Stored items
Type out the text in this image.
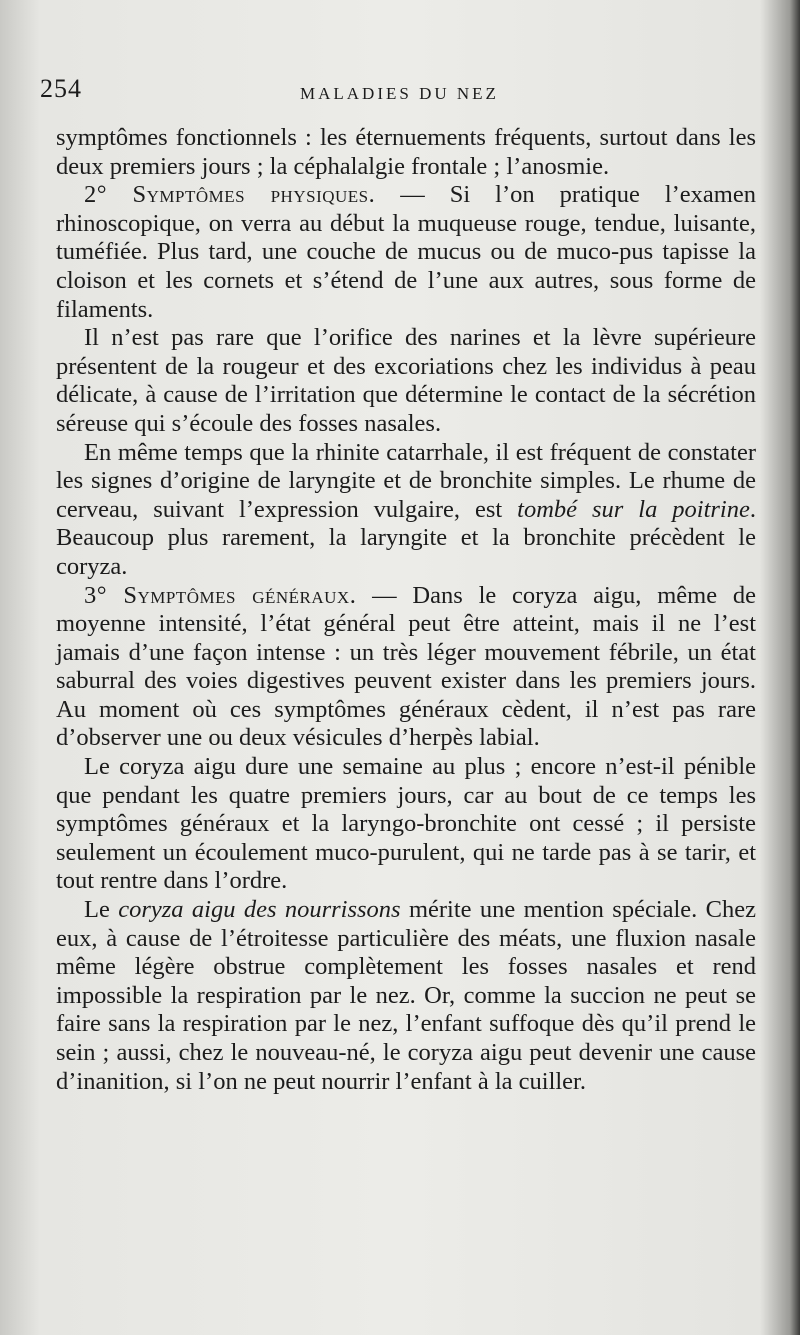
254	MALADIES DU NEZ

symptômes fonctionnels : les éternuements fréquents, surtout dans les deux premiers jours ; la céphalalgie frontale ; l’anosmie.

2° Symptômes physiques. — Si l’on pratique l’examen rhinoscopique, on verra au début la muqueuse rouge, tendue, luisante, tuméfiée. Plus tard, une couche de mucus ou de muco-pus tapisse la cloison et les cornets et s’étend de l’une aux autres, sous forme de filaments.

Il n’est pas rare que l’orifice des narines et la lèvre supérieure présentent de la rougeur et des excoriations chez les individus à peau délicate, à cause de l’irritation que détermine le contact de la sécrétion séreuse qui s’écoule des fosses nasales.

En même temps que la rhinite catarrhale, il est fréquent de constater les signes d’origine de laryngite et de bronchite simples. Le rhume de cerveau, suivant l’expression vulgaire, est tombé sur la poitrine. Beaucoup plus rarement, la laryngite et la bronchite précèdent le coryza.

3° Symptômes généraux. — Dans le coryza aigu, même de moyenne intensité, l’état général peut être atteint, mais il ne l’est jamais d’une façon intense : un très léger mouvement fébrile, un état saburral des voies digestives peuvent exister dans les premiers jours. Au moment où ces symptômes généraux cèdent, il n’est pas rare d’observer une ou deux vésicules d’herpès labial.

Le coryza aigu dure une semaine au plus ; encore n’est-il pénible que pendant les quatre premiers jours, car au bout de ce temps les symptômes généraux et la laryngo-bronchite ont cessé ; il persiste seulement un écoulement muco-purulent, qui ne tarde pas à se tarir, et tout rentre dans l’ordre.

Le coryza aigu des nourrissons mérite une mention spéciale. Chez eux, à cause de l’étroitesse particulière des méats, une fluxion nasale même légère obstrue complètement les fosses nasales et rend impossible la respiration par le nez. Or, comme la succion ne peut se faire sans la respiration par le nez, l’enfant suffoque dès qu’il prend le sein ; aussi, chez le nouveau-né, le coryza aigu peut devenir une cause d’inanition, si l’on ne peut nourrir l’enfant à la cuiller.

The exercise: Copy every line above in which the string "muco" shows up.

Task solution:
2° Symptômes physiques. — Si l’on pratique l’examen rhinoscopique, on verra au début la muqueuse rouge, tendue, luisante, tuméfiée. Plus tard, une couche de mucus ou de muco-pus tapisse la cloison et les cornets et s’étend de l’une aux autres, sous forme de filaments.
Le coryza aigu dure une semaine au plus ; encore n’est-il pénible que pendant les quatre premiers jours, car au bout de ce temps les symptômes généraux et la laryngo-bronchite ont cessé ; il persiste seulement un écoulement muco-purulent, qui ne tarde pas à se tarir, et tout rentre dans l’ordre.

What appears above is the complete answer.